[Stored records]
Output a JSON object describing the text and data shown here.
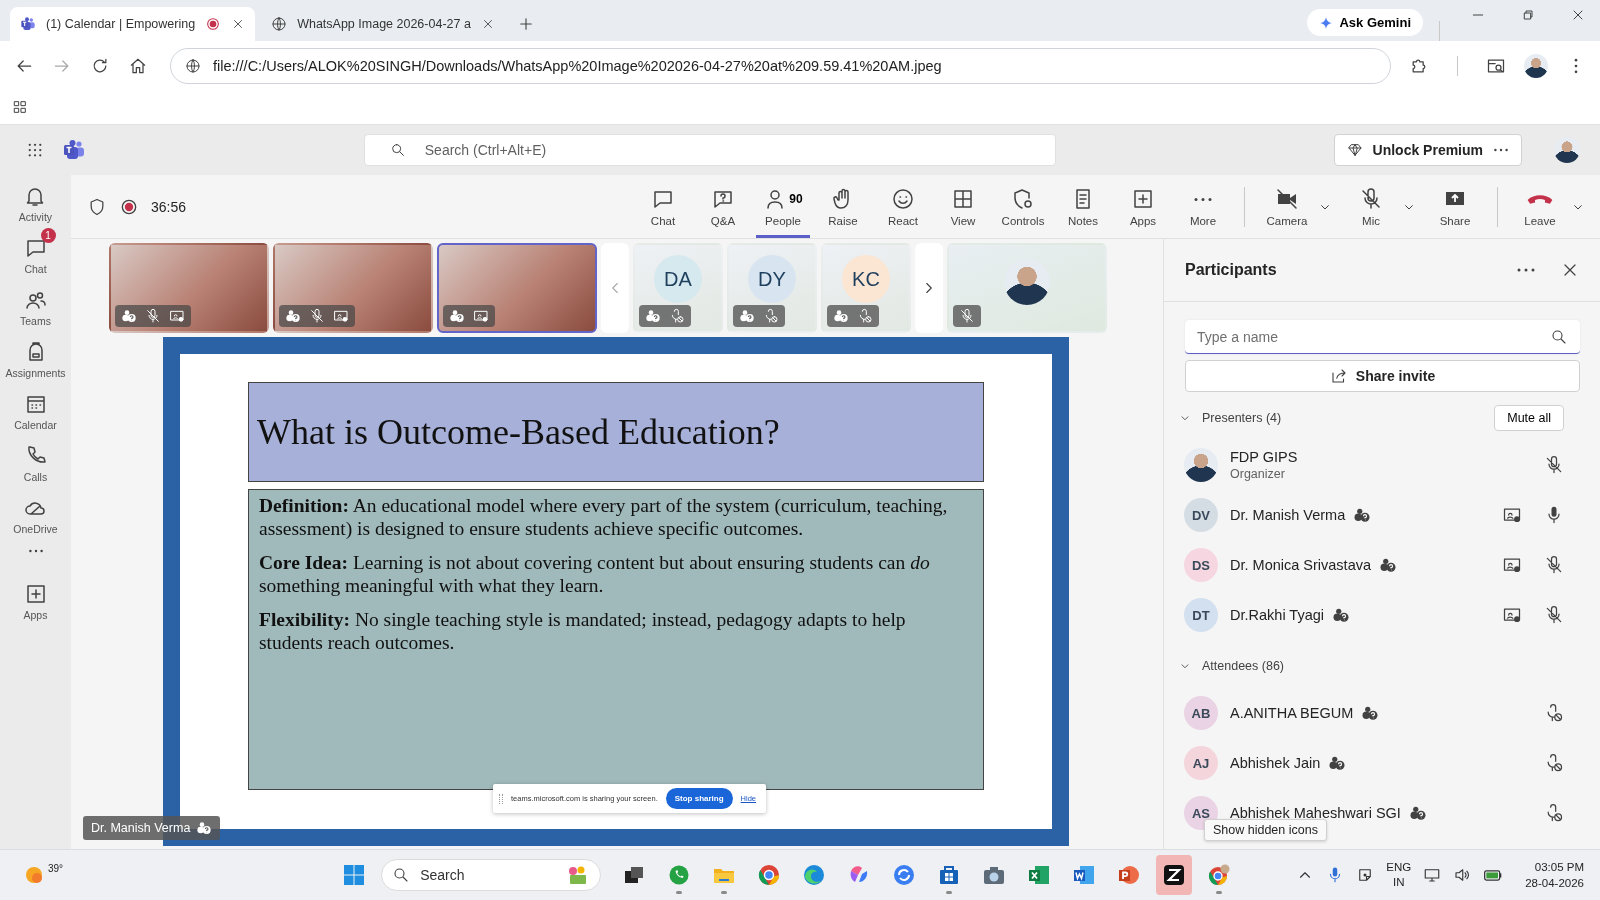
{
  "browser": {
    "tabs": [
      {
        "title": "(1) Calendar | Empowering",
        "recording": true,
        "selected": true
      },
      {
        "title": "WhatsApp Image 2026-04-27 a",
        "recording": false,
        "selected": false
      }
    ],
    "ask_gemini": "Ask Gemini",
    "url": "file:///C:/Users/ALOK%20SINGH/Downloads/WhatsApp%20Image%202026-04-27%20at%209.59.41%20AM.jpeg"
  },
  "header": {
    "search": {
      "placeholder": "Search (Ctrl+Alt+E)"
    },
    "premium": "Unlock Premium"
  },
  "rail": [
    {
      "kind": "activity",
      "label": "Activity"
    },
    {
      "kind": "chat",
      "label": "Chat",
      "badge": "1"
    },
    {
      "kind": "teams",
      "label": "Teams"
    },
    {
      "kind": "assignments",
      "label": "Assignments"
    },
    {
      "kind": "calendar",
      "label": "Calendar"
    },
    {
      "kind": "calls",
      "label": "Calls"
    },
    {
      "kind": "onedrive",
      "label": "OneDrive"
    },
    {
      "kind": "more"
    },
    {
      "kind": "apps",
      "label": "Apps"
    }
  ],
  "meeting": {
    "timer": "36:56",
    "recording": true,
    "actions": [
      {
        "kind": "chat",
        "label": "Chat",
        "selected": false
      },
      {
        "kind": "qa",
        "label": "Q&A",
        "selected": false
      },
      {
        "kind": "people",
        "label": "People",
        "count": "90",
        "selected": true
      },
      {
        "kind": "raise",
        "label": "Raise",
        "selected": false
      },
      {
        "kind": "react",
        "label": "React",
        "selected": false
      },
      {
        "kind": "view",
        "label": "View",
        "selected": false
      },
      {
        "kind": "controls",
        "label": "Controls",
        "selected": false
      },
      {
        "kind": "notes",
        "label": "Notes",
        "selected": false
      },
      {
        "kind": "apps",
        "label": "Apps",
        "selected": false
      },
      {
        "kind": "more",
        "label": "More",
        "selected": false
      }
    ],
    "devices": [
      {
        "kind": "camera",
        "label": "Camera",
        "caret": true
      },
      {
        "kind": "mic",
        "label": "Mic",
        "caret": true
      },
      {
        "kind": "share",
        "label": "Share",
        "caret": false
      },
      {
        "kind": "leave",
        "label": "Leave",
        "caret": true
      }
    ],
    "tiles": [
      {
        "kind": "video",
        "muted": true,
        "screen": true,
        "speaking": false
      },
      {
        "kind": "video",
        "muted": true,
        "screen": true,
        "speaking": false
      },
      {
        "kind": "video",
        "screen": true,
        "speaking": true
      },
      {
        "kind": "prev"
      },
      {
        "kind": "initials",
        "initials": "DA",
        "color": "#d6e9ee",
        "mic_blocked": true,
        "speaking": false
      },
      {
        "kind": "initials",
        "initials": "DY",
        "color": "#d8e4ef",
        "mic_blocked": true,
        "speaking": false
      },
      {
        "kind": "initials",
        "initials": "KC",
        "color": "#fbe5d3",
        "mic_blocked": true,
        "speaking": false
      },
      {
        "kind": "next"
      },
      {
        "kind": "photo",
        "muted": true,
        "speaking": false
      }
    ],
    "slide": {
      "title": "What is Outcome-Based Education?",
      "paragraphs": [
        "**Definition:** An educational model where every part of the system (curriculum, teaching, assessment) is designed to ensure students achieve specific outcomes.",
        "**Core Idea:** Learning is not about covering content but about ensuring students can *do* something meaningful with what they learn.",
        "**Flexibility:** No single teaching style is mandated; instead, pedagogy adapts to help students reach outcomes."
      ]
    },
    "share_bar": {
      "message": "teams.microsoft.com is sharing your screen.",
      "stop": "Stop sharing",
      "hide": "Hide"
    },
    "presenter": "Dr. Manish Verma"
  },
  "participants": {
    "title": "Participants",
    "search": {
      "placeholder": "Type a name"
    },
    "share_invite": "Share invite",
    "groups": [
      {
        "label": "Presenters (4)",
        "expanded": true,
        "action": "Mute all",
        "people": [
          {
            "photo": true,
            "name": "FDP GIPS",
            "subtitle": "Organizer",
            "muted": true
          },
          {
            "initials": "DV",
            "color": "#d5dde4",
            "name": "Dr. Manish Verma",
            "badge": true,
            "screen": true,
            "muted": false
          },
          {
            "initials": "DS",
            "color": "#f6d7e1",
            "name": "Dr. Monica Srivastava",
            "badge": true,
            "screen": true,
            "muted": true
          },
          {
            "initials": "DT",
            "color": "#d3e0f0",
            "name": "Dr.Rakhi Tyagi",
            "badge": true,
            "screen": true,
            "muted": true
          }
        ]
      },
      {
        "label": "Attendees (86)",
        "expanded": true,
        "people": [
          {
            "initials": "AB",
            "color": "#ead3e4",
            "name": "A.ANITHA BEGUM",
            "badge": true,
            "mic_blocked": true
          },
          {
            "initials": "AJ",
            "color": "#f4d5db",
            "name": "Abhishek Jain",
            "badge": true,
            "mic_blocked": true
          },
          {
            "initials": "AS",
            "color": "#ead3e4",
            "name": "Abhishek Maheshwari SGI",
            "badge": true,
            "mic_blocked": true
          }
        ]
      }
    ]
  },
  "tooltip": "Show hidden icons",
  "taskbar": {
    "weather": "39°",
    "search": "Search",
    "apps": [
      {
        "kind": "taskview",
        "running": false,
        "highlighted": false
      },
      {
        "kind": "phonechat",
        "running": true,
        "highlighted": false
      },
      {
        "kind": "folder",
        "running": true,
        "highlighted": false
      },
      {
        "kind": "ring",
        "running": false,
        "highlighted": false
      },
      {
        "kind": "wave",
        "running": false,
        "highlighted": false
      },
      {
        "kind": "swirl",
        "running": false,
        "highlighted": false
      },
      {
        "kind": "sync",
        "running": false,
        "highlighted": false
      },
      {
        "kind": "bag",
        "running": true,
        "highlighted": false
      },
      {
        "kind": "camera",
        "running": false,
        "highlighted": false
      },
      {
        "kind": "sheet",
        "running": false,
        "highlighted": false
      },
      {
        "kind": "doc",
        "running": false,
        "highlighted": false
      },
      {
        "kind": "slides",
        "running": false,
        "highlighted": false
      },
      {
        "kind": "cut",
        "running": false,
        "highlighted": true
      },
      {
        "kind": "ringprofile",
        "running": true,
        "highlighted": false
      }
    ],
    "lang": "ENG",
    "region": "IN",
    "time": "03:05 PM",
    "date": "28-04-2026"
  }
}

◆ **WHAT YOU ARE ASKED TO DO**
Quote the preceding listing precisely and completely, omitting its images.

◆ **REPLY**
Output a JSON object describing the text and data shown here.
{
  "browser": {
    "tabs": [
      {
        "title": "(1) Calendar | Empowering",
        "recording": true,
        "selected": true
      },
      {
        "title": "WhatsApp Image 2026-04-27 a",
        "recording": false,
        "selected": false
      }
    ],
    "ask_gemini": "Ask Gemini",
    "url": "file:///C:/Users/ALOK%20SINGH/Downloads/WhatsApp%20Image%202026-04-27%20at%209.59.41%20AM.jpeg"
  },
  "header": {
    "search": {
      "placeholder": "Search (Ctrl+Alt+E)"
    },
    "premium": "Unlock Premium"
  },
  "rail": [
    {
      "kind": "activity",
      "label": "Activity"
    },
    {
      "kind": "chat",
      "label": "Chat",
      "badge": "1"
    },
    {
      "kind": "teams",
      "label": "Teams"
    },
    {
      "kind": "assignments",
      "label": "Assignments"
    },
    {
      "kind": "calendar",
      "label": "Calendar"
    },
    {
      "kind": "calls",
      "label": "Calls"
    },
    {
      "kind": "onedrive",
      "label": "OneDrive"
    },
    {
      "kind": "more"
    },
    {
      "kind": "apps",
      "label": "Apps"
    }
  ],
  "meeting": {
    "timer": "36:56",
    "recording": true,
    "actions": [
      {
        "kind": "chat",
        "label": "Chat",
        "selected": false
      },
      {
        "kind": "qa",
        "label": "Q&A",
        "selected": false
      },
      {
        "kind": "people",
        "label": "People",
        "count": "90",
        "selected": true
      },
      {
        "kind": "raise",
        "label": "Raise",
        "selected": false
      },
      {
        "kind": "react",
        "label": "React",
        "selected": false
      },
      {
        "kind": "view",
        "label": "View",
        "selected": false
      },
      {
        "kind": "controls",
        "label": "Controls",
        "selected": false
      },
      {
        "kind": "notes",
        "label": "Notes",
        "selected": false
      },
      {
        "kind": "apps",
        "label": "Apps",
        "selected": false
      },
      {
        "kind": "more",
        "label": "More",
        "selected": false
      }
    ],
    "devices": [
      {
        "kind": "camera",
        "label": "Camera",
        "caret": true
      },
      {
        "kind": "mic",
        "label": "Mic",
        "caret": true
      },
      {
        "kind": "share",
        "label": "Share",
        "caret": false
      },
      {
        "kind": "leave",
        "label": "Leave",
        "caret": true
      }
    ],
    "tiles": [
      {
        "kind": "video",
        "muted": true,
        "screen": true,
        "speaking": false
      },
      {
        "kind": "video",
        "muted": true,
        "screen": true,
        "speaking": false
      },
      {
        "kind": "video",
        "screen": true,
        "speaking": true
      },
      {
        "kind": "prev"
      },
      {
        "kind": "initials",
        "initials": "DA",
        "color": "#d6e9ee",
        "mic_blocked": true,
        "speaking": false
      },
      {
        "kind": "initials",
        "initials": "DY",
        "color": "#d8e4ef",
        "mic_blocked": true,
        "speaking": false
      },
      {
        "kind": "initials",
        "initials": "KC",
        "color": "#fbe5d3",
        "mic_blocked": true,
        "speaking": false
      },
      {
        "kind": "next"
      },
      {
        "kind": "photo",
        "muted": true,
        "speaking": false
      }
    ],
    "slide": {
      "title": "What is Outcome-Based Education?",
      "paragraphs": [
        "**Definition:** An educational model where every part of the system (curriculum, teaching, assessment) is designed to ensure students achieve specific outcomes.",
        "**Core Idea:** Learning is not about covering content but about ensuring students can *do* something meaningful with what they learn.",
        "**Flexibility:** No single teaching style is mandated; instead, pedagogy adapts to help students reach outcomes."
      ]
    },
    "share_bar": {
      "message": "teams.microsoft.com is sharing your screen.",
      "stop": "Stop sharing",
      "hide": "Hide"
    },
    "presenter": "Dr. Manish Verma"
  },
  "participants": {
    "title": "Participants",
    "search": {
      "placeholder": "Type a name"
    },
    "share_invite": "Share invite",
    "groups": [
      {
        "label": "Presenters (4)",
        "expanded": true,
        "action": "Mute all",
        "people": [
          {
            "photo": true,
            "name": "FDP GIPS",
            "subtitle": "Organizer",
            "muted": true
          },
          {
            "initials": "DV",
            "color": "#d5dde4",
            "name": "Dr. Manish Verma",
            "badge": true,
            "screen": true,
            "muted": false
          },
          {
            "initials": "DS",
            "color": "#f6d7e1",
            "name": "Dr. Monica Srivastava",
            "badge": true,
            "screen": true,
            "muted": true
          },
          {
            "initials": "DT",
            "color": "#d3e0f0",
            "name": "Dr.Rakhi Tyagi",
            "badge": true,
            "screen": true,
            "muted": true
          }
        ]
      },
      {
        "label": "Attendees (86)",
        "expanded": true,
        "people": [
          {
            "initials": "AB",
            "color": "#ead3e4",
            "name": "A.ANITHA BEGUM",
            "badge": true,
            "mic_blocked": true
          },
          {
            "initials": "AJ",
            "color": "#f4d5db",
            "name": "Abhishek Jain",
            "badge": true,
            "mic_blocked": true
          },
          {
            "initials": "AS",
            "color": "#ead3e4",
            "name": "Abhishek Maheshwari SGI",
            "badge": true,
            "mic_blocked": true
          }
        ]
      }
    ]
  },
  "tooltip": "Show hidden icons",
  "taskbar": {
    "weather": "39°",
    "search": "Search",
    "apps": [
      {
        "kind": "taskview",
        "running": false,
        "highlighted": false
      },
      {
        "kind": "phonechat",
        "running": true,
        "highlighted": false
      },
      {
        "kind": "folder",
        "running": true,
        "highlighted": false
      },
      {
        "kind": "ring",
        "running": false,
        "highlighted": false
      },
      {
        "kind": "wave",
        "running": false,
        "highlighted": false
      },
      {
        "kind": "swirl",
        "running": false,
        "highlighted": false
      },
      {
        "kind": "sync",
        "running": false,
        "highlighted": false
      },
      {
        "kind": "bag",
        "running": true,
        "highlighted": false
      },
      {
        "kind": "camera",
        "running": false,
        "highlighted": false
      },
      {
        "kind": "sheet",
        "running": false,
        "highlighted": false
      },
      {
        "kind": "doc",
        "running": false,
        "highlighted": false
      },
      {
        "kind": "slides",
        "running": false,
        "highlighted": false
      },
      {
        "kind": "cut",
        "running": false,
        "highlighted": true
      },
      {
        "kind": "ringprofile",
        "running": true,
        "highlighted": false
      }
    ],
    "lang": "ENG",
    "region": "IN",
    "time": "03:05 PM",
    "date": "28-04-2026"
  }
}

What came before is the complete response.